Short exercise 1: Reproduce the passage in the robo-advisor text word for word, beginning at the words "A robo-advisor is" and stopping after "Schwab and Vanguard.".
Short exercise 2: According to the robo-advisor text, why are robo-advisors useful for someone starting out? Answer in one to three sentences.
Short exercise 3: Go on with the robo-advisor text from the point where it ends.

Provided text:
--------------------

A robo-advisor is an online platform that automatically builds, rebalances, and tax-optimizes an investment portfolio based on a few questions about age, goals, and risk tolerance. Underneath, almost all robo-advisors hold low-cost index ETFs. Typical fees are 0.25% to 0.40% of AUM per year, far below the 1% to 1.5% a human advisor usually charges. Examples include Betterment, Wealthfront, and the robo-advisors run by big brokerages like Schwab and Vanguard.

Most useful ages
22 to 65

01Why it matters

Robo-advisors solve two problems at once for someone starting out: they pick a reasonable diversified portfolio and they keep it diversified through automatic rebalancing. The fee is high enough to matter over decades (0.25% on $500,000 is $1,250 a year) but low enough that the discipline they enforce often pays for itself.

--------------------

Stored items
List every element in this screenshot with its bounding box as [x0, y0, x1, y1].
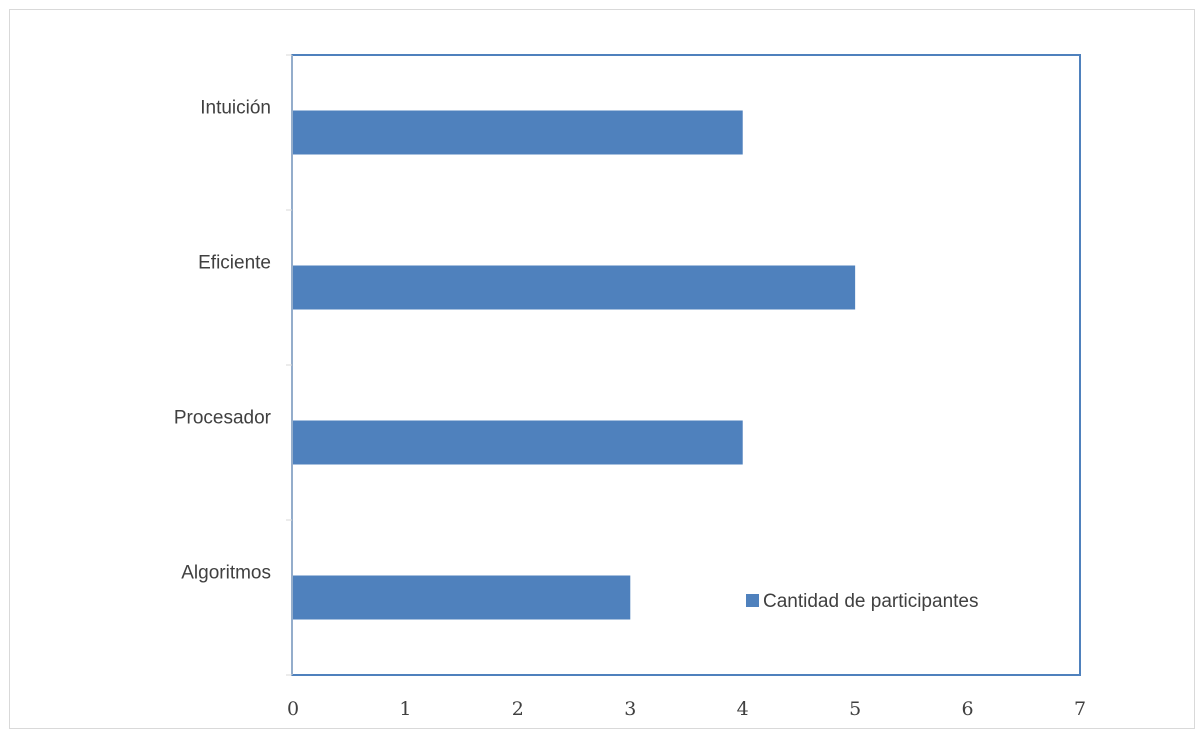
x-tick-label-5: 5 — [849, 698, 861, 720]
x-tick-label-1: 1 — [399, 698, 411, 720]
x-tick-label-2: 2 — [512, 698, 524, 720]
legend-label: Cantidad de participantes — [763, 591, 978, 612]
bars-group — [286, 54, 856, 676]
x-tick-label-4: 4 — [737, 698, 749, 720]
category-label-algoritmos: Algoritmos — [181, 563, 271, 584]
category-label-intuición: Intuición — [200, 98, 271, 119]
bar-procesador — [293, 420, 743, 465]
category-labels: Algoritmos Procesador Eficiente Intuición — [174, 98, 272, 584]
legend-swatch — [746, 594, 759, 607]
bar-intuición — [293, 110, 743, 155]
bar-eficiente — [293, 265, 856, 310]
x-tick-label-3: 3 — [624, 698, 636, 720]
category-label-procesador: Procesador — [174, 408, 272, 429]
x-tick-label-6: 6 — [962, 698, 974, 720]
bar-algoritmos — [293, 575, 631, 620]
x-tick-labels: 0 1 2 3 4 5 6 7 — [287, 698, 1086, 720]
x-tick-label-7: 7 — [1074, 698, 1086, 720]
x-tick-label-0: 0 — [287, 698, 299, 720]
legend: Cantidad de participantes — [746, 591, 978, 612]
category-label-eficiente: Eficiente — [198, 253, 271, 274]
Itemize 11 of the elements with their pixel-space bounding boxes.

--------------------

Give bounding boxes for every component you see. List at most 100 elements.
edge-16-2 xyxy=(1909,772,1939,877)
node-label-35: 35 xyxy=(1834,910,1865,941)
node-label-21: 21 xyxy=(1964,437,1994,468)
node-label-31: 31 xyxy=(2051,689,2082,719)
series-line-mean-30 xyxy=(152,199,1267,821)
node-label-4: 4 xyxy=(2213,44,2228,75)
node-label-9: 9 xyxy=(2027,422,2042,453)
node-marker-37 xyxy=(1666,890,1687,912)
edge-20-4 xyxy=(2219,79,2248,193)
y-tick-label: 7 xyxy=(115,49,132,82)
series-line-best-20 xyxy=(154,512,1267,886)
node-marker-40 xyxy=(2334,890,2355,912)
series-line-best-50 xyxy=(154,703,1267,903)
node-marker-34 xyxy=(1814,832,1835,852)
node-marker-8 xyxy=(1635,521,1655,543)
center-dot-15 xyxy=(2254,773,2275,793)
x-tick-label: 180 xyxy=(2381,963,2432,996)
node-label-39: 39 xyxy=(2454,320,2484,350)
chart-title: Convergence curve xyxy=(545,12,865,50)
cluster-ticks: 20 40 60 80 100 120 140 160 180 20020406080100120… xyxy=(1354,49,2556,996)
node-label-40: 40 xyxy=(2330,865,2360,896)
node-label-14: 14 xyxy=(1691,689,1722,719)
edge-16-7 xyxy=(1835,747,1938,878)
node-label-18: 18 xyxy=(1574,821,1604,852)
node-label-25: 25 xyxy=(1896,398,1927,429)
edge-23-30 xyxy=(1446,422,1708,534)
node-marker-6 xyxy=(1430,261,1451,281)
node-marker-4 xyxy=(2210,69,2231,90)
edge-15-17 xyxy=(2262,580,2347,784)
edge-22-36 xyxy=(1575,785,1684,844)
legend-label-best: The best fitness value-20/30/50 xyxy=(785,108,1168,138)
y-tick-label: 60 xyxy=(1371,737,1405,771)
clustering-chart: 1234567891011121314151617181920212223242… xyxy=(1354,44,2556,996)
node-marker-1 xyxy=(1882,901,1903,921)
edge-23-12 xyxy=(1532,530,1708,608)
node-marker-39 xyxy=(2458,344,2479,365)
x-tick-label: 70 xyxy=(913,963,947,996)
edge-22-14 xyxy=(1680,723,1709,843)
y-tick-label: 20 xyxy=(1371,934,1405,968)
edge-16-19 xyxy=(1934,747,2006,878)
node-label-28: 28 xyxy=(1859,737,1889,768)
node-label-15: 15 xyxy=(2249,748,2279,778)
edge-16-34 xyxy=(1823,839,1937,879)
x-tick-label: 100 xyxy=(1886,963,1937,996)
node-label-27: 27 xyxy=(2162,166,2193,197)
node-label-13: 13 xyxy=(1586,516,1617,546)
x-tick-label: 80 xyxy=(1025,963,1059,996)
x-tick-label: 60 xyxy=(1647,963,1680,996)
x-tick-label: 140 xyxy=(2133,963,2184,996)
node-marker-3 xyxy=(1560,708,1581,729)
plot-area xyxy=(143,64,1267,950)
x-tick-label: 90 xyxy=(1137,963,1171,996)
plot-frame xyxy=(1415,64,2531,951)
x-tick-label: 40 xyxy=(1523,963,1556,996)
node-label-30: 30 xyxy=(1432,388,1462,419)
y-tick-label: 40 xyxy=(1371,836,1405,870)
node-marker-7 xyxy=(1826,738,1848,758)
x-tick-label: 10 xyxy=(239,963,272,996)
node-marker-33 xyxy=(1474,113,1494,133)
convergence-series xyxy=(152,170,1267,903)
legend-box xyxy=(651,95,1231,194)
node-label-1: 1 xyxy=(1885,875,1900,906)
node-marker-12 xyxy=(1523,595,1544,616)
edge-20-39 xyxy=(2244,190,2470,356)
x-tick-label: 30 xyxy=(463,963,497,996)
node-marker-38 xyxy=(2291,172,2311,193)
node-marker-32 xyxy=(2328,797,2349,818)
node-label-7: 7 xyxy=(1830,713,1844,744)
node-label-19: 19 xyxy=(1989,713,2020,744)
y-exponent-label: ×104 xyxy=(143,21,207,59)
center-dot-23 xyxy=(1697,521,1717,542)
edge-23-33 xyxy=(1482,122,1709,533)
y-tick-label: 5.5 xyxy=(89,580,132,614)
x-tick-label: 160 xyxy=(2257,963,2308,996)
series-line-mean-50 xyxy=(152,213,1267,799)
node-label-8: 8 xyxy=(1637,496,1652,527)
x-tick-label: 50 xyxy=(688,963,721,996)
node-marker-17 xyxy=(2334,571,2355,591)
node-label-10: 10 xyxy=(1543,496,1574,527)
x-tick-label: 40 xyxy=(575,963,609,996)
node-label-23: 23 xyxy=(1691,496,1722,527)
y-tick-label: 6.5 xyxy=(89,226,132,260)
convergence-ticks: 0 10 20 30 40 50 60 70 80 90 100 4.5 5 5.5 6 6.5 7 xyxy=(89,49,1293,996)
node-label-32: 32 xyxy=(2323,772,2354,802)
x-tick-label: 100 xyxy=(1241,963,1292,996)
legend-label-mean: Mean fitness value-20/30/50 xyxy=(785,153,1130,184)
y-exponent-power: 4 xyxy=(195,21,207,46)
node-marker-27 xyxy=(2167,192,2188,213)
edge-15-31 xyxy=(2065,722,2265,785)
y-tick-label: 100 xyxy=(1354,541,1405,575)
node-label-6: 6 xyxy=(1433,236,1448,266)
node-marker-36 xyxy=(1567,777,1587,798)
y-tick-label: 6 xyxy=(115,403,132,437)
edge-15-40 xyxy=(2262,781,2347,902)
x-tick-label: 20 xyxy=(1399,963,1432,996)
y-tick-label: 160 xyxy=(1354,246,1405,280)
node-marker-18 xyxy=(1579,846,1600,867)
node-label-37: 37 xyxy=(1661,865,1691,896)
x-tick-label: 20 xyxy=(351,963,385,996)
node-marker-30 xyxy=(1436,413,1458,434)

--------------------

Right answer 1:
A robo-advisor is an online platform that automatically builds, rebalances, and tax-optimizes an investment portfolio based on a few questions about age, goals, and risk tolerance. Underneath, almost all robo-advisors hold low-cost index ETFs. Typical fees are 0.25% to 0.40% of AUM per year, far below the 1% to 1.5% a human advisor usually charges. Examples include Betterment, Wealthfront, and the robo-advisors run by big brokerages like Schwab and Vanguard.

Right answer 2: They solve two problems at once. They pick a reasonable diversified portfolio, and they keep it diversified through automatic rebalancing.

Right answer 3:
02The math, step by step

Open a Betterment account with $10,000, answer six questions, and the platform allocates the money across about a dozen low-cost ETFs in a roughly 80% stock / 20% bond mix. Each month, new deposits buy whichever asset class is underweight. Once a year or so, the system rebalances back to target.

03What this is NOT

Do not confuse with a human financial advisor

Robo-advisors handle investing only. They do not help with insurance, estate planning, tax strategy, or behavioral coaching during a market crash. For straightforward investing they often beat the average human advisor on cost; for complex situations a CFP may add more value than the higher fee costs.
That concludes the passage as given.